• TASK BRIEF:
Would you transcribe each entry precisely as it stands, setting aside any images?

(Data about app and page elements)
________________________

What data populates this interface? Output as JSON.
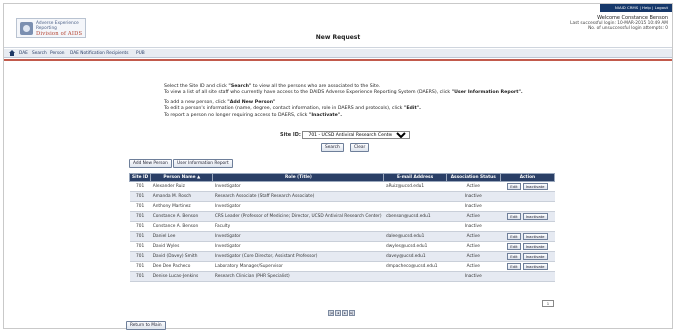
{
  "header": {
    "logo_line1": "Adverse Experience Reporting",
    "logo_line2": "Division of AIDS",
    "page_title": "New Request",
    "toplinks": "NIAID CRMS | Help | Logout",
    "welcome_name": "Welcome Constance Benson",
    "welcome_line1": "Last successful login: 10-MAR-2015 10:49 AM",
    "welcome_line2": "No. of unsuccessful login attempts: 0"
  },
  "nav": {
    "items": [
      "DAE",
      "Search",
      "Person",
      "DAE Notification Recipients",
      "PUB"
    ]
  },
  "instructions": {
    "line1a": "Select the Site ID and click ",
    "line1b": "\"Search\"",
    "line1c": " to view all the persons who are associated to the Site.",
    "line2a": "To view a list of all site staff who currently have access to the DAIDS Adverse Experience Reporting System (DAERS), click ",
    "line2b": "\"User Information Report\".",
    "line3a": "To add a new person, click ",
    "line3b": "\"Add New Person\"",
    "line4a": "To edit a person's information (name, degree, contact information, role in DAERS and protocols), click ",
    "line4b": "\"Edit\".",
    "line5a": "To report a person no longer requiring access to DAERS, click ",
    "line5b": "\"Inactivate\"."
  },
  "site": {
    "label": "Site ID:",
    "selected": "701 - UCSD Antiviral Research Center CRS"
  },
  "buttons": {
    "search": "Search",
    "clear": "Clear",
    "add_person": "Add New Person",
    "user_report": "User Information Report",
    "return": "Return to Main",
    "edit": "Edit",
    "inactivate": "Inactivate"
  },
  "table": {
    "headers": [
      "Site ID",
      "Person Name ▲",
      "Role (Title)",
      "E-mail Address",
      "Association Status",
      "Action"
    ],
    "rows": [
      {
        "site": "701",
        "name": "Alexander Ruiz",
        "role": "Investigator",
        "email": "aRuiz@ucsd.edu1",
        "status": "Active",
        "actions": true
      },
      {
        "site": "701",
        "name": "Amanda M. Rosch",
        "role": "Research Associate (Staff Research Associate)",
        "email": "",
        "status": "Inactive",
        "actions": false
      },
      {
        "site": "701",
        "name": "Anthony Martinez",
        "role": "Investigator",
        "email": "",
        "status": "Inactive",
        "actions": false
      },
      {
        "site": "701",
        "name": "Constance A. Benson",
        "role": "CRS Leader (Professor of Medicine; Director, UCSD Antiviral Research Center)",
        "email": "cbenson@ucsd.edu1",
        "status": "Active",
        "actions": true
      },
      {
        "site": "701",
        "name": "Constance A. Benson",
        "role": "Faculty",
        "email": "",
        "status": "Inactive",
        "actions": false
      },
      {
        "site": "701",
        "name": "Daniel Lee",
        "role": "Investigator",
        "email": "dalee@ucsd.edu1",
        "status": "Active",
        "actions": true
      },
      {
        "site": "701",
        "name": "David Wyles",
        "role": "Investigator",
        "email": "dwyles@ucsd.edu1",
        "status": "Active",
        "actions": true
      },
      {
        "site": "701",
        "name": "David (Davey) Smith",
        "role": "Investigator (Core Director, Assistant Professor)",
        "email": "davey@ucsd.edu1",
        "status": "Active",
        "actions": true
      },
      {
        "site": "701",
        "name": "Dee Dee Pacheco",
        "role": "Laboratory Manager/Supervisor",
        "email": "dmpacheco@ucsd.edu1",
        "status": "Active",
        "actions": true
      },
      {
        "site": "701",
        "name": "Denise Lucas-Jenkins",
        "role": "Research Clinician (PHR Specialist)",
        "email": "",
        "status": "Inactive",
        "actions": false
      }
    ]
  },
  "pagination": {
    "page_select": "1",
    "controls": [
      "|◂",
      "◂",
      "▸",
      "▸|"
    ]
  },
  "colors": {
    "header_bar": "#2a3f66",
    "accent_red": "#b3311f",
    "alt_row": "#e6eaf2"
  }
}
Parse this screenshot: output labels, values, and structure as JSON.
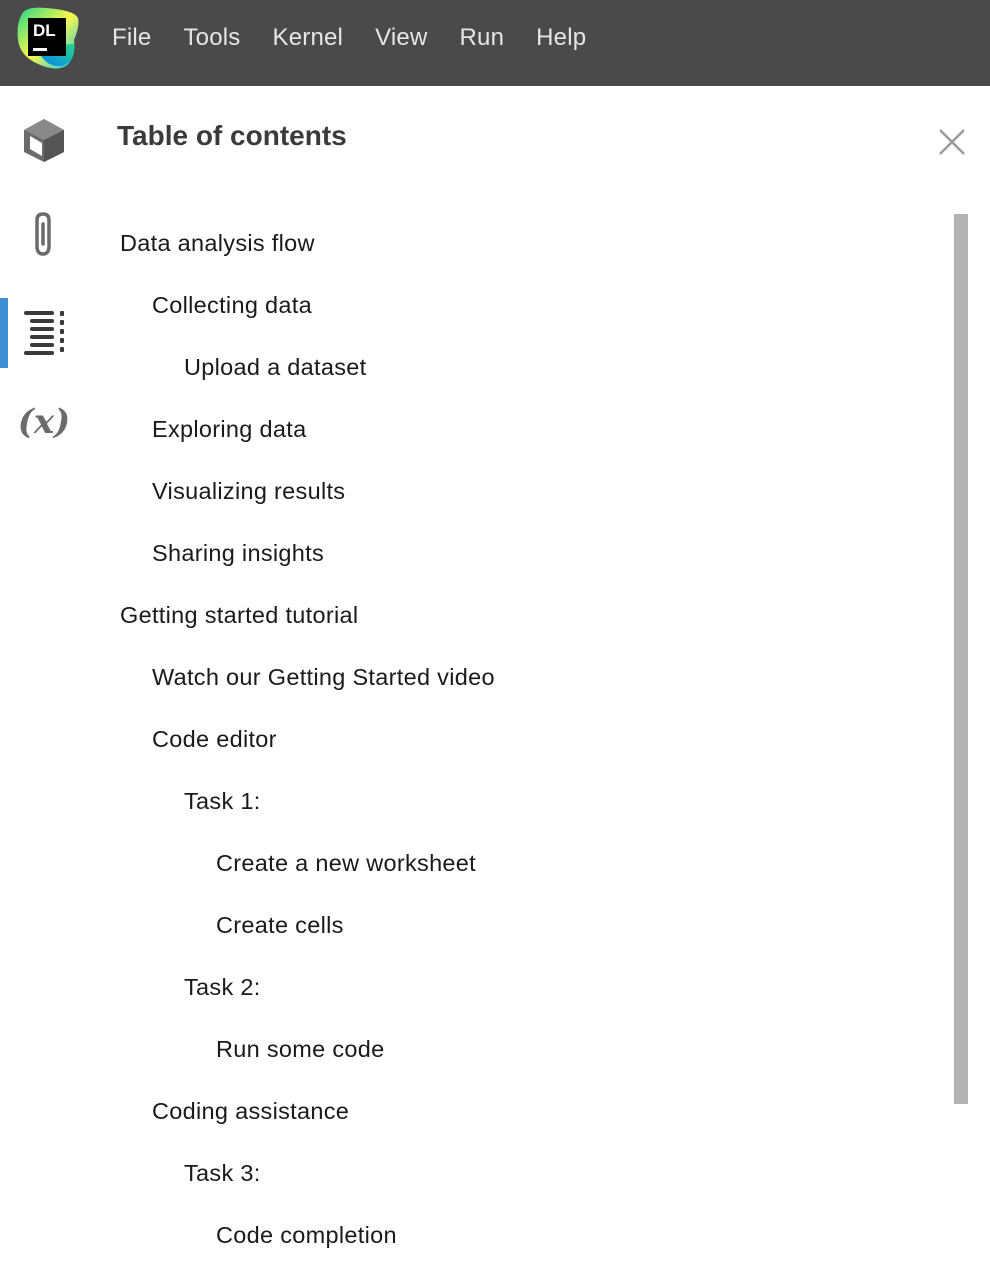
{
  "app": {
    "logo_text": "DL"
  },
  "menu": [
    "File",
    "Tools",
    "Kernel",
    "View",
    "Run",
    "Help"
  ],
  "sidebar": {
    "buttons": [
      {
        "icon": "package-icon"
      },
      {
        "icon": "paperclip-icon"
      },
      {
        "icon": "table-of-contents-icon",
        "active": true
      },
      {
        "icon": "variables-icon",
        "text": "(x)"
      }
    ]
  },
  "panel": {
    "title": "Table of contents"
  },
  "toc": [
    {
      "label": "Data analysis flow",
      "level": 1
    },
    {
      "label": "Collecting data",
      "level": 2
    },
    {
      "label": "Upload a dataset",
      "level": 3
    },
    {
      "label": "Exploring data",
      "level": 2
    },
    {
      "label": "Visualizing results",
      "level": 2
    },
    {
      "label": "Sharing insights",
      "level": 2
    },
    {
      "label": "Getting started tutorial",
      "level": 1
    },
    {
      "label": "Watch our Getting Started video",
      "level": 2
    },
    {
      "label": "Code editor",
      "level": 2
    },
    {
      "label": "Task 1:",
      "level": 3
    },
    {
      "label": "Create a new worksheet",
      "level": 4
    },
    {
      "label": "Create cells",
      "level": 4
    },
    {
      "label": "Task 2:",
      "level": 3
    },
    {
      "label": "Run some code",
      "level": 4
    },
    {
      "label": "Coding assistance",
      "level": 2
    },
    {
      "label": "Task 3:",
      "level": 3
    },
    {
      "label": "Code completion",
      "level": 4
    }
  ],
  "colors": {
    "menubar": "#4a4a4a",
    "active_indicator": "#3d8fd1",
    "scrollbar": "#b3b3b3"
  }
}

________________________

• YOUR SOLUTION:
What data populates this interface? Output as JSON.
{
  "header": {
    "logo_line1": "Adverse Experience Reporting",
    "logo_line2": "Division of AIDS",
    "page_title": "New Request",
    "toplinks": "NIAID CRMS | Help | Logout",
    "welcome_name": "Welcome Constance Benson",
    "welcome_line1": "Last successful login: 10-MAR-2015 10:49 AM",
    "welcome_line2": "No. of unsuccessful login attempts: 0"
  },
  "nav": {
    "items": [
      "DAE",
      "Search",
      "Person",
      "DAE Notification Recipients",
      "PUB"
    ]
  },
  "instructions": {
    "line1a": "Select the Site ID and click ",
    "line1b": "\"Search\"",
    "line1c": " to view all the persons who are associated to the Site.",
    "line2a": "To view a list of all site staff who currently have access to the DAIDS Adverse Experience Reporting System (DAERS), click ",
    "line2b": "\"User Information Report\".",
    "line3a": "To add a new person, click ",
    "line3b": "\"Add New Person\"",
    "line4a": "To edit a person's information (name, degree, contact information, role in DAERS and protocols), click ",
    "line4b": "\"Edit\".",
    "line5a": "To report a person no longer requiring access to DAERS, click ",
    "line5b": "\"Inactivate\"."
  },
  "site": {
    "label": "Site ID:",
    "selected": "701 - UCSD Antiviral Research Center CRS"
  },
  "buttons": {
    "search": "Search",
    "clear": "Clear",
    "add_person": "Add New Person",
    "user_report": "User Information Report",
    "return": "Return to Main",
    "edit": "Edit",
    "inactivate": "Inactivate"
  },
  "table": {
    "headers": [
      "Site ID",
      "Person Name ▲",
      "Role (Title)",
      "E-mail Address",
      "Association Status",
      "Action"
    ],
    "rows": [
      {
        "site": "701",
        "name": "Alexander Ruiz",
        "role": "Investigator",
        "email": "aRuiz@ucsd.edu1",
        "status": "Active",
        "actions": true
      },
      {
        "site": "701",
        "name": "Amanda M. Rosch",
        "role": "Research Associate (Staff Research Associate)",
        "email": "",
        "status": "Inactive",
        "actions": false
      },
      {
        "site": "701",
        "name": "Anthony Martinez",
        "role": "Investigator",
        "email": "",
        "status": "Inactive",
        "actions": false
      },
      {
        "site": "701",
        "name": "Constance A. Benson",
        "role": "CRS Leader (Professor of Medicine; Director, UCSD Antiviral Research Center)",
        "email": "cbenson@ucsd.edu1",
        "status": "Active",
        "actions": true
      },
      {
        "site": "701",
        "name": "Constance A. Benson",
        "role": "Faculty",
        "email": "",
        "status": "Inactive",
        "actions": false
      },
      {
        "site": "701",
        "name": "Daniel Lee",
        "role": "Investigator",
        "email": "dalee@ucsd.edu1",
        "status": "Active",
        "actions": true
      },
      {
        "site": "701",
        "name": "David Wyles",
        "role": "Investigator",
        "email": "dwyles@ucsd.edu1",
        "status": "Active",
        "actions": true
      },
      {
        "site": "701",
        "name": "David (Davey) Smith",
        "role": "Investigator (Core Director, Assistant Professor)",
        "email": "davey@ucsd.edu1",
        "status": "Active",
        "actions": true
      },
      {
        "site": "701",
        "name": "Dee Dee Pacheco",
        "role": "Laboratory Manager/Supervisor",
        "email": "dmpacheco@ucsd.edu1",
        "status": "Active",
        "actions": true
      },
      {
        "site": "701",
        "name": "Denise Lucas-Jenkins",
        "role": "Research Clinician (PHR Specialist)",
        "email": "",
        "status": "Inactive",
        "actions": false
      }
    ]
  },
  "pagination": {
    "page_select": "1",
    "controls": [
      "|◂",
      "◂",
      "▸",
      "▸|"
    ]
  },
  "colors": {
    "header_bar": "#2a3f66",
    "accent_red": "#b3311f",
    "alt_row": "#e6eaf2"
  }
}
Parse this screenshot: output labels, values, and structure as JSON.
{
  "app": {
    "logo_text": "DL"
  },
  "menu": [
    "File",
    "Tools",
    "Kernel",
    "View",
    "Run",
    "Help"
  ],
  "sidebar": {
    "buttons": [
      {
        "icon": "package-icon"
      },
      {
        "icon": "paperclip-icon"
      },
      {
        "icon": "table-of-contents-icon",
        "active": true
      },
      {
        "icon": "variables-icon",
        "text": "(x)"
      }
    ]
  },
  "panel": {
    "title": "Table of contents"
  },
  "toc": [
    {
      "label": "Data analysis flow",
      "level": 1
    },
    {
      "label": "Collecting data",
      "level": 2
    },
    {
      "label": "Upload a dataset",
      "level": 3
    },
    {
      "label": "Exploring data",
      "level": 2
    },
    {
      "label": "Visualizing results",
      "level": 2
    },
    {
      "label": "Sharing insights",
      "level": 2
    },
    {
      "label": "Getting started tutorial",
      "level": 1
    },
    {
      "label": "Watch our Getting Started video",
      "level": 2
    },
    {
      "label": "Code editor",
      "level": 2
    },
    {
      "label": "Task 1:",
      "level": 3
    },
    {
      "label": "Create a new worksheet",
      "level": 4
    },
    {
      "label": "Create cells",
      "level": 4
    },
    {
      "label": "Task 2:",
      "level": 3
    },
    {
      "label": "Run some code",
      "level": 4
    },
    {
      "label": "Coding assistance",
      "level": 2
    },
    {
      "label": "Task 3:",
      "level": 3
    },
    {
      "label": "Code completion",
      "level": 4
    }
  ],
  "colors": {
    "menubar": "#4a4a4a",
    "active_indicator": "#3d8fd1",
    "scrollbar": "#b3b3b3"
  }
}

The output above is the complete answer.